#### Provided records:
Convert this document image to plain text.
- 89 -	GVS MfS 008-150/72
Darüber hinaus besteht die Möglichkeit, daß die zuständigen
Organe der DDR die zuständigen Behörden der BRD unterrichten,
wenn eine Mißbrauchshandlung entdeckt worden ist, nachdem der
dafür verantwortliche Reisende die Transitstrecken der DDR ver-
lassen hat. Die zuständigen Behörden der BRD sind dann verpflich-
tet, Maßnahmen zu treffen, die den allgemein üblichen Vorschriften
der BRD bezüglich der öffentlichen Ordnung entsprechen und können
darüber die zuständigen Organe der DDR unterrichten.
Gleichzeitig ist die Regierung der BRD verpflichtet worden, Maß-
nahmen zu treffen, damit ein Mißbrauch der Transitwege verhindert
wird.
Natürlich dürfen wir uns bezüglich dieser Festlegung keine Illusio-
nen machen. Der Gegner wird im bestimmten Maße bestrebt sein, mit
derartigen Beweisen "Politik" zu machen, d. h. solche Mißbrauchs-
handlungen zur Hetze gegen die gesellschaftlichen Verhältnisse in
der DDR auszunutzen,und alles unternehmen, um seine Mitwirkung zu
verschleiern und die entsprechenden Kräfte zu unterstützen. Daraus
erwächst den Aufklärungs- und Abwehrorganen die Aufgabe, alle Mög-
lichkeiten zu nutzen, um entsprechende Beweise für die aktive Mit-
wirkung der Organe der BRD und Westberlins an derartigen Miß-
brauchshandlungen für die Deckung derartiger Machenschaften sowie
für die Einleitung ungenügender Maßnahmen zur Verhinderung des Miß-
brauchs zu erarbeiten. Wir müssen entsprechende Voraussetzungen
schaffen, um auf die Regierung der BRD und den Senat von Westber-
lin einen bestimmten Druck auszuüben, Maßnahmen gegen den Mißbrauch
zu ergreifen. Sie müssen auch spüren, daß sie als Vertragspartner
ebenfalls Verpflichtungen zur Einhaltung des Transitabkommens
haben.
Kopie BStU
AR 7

#### Problem statement:
In the data above, tally the lines holding "zuständigen" and answer with the figure only.

#### The answer:
4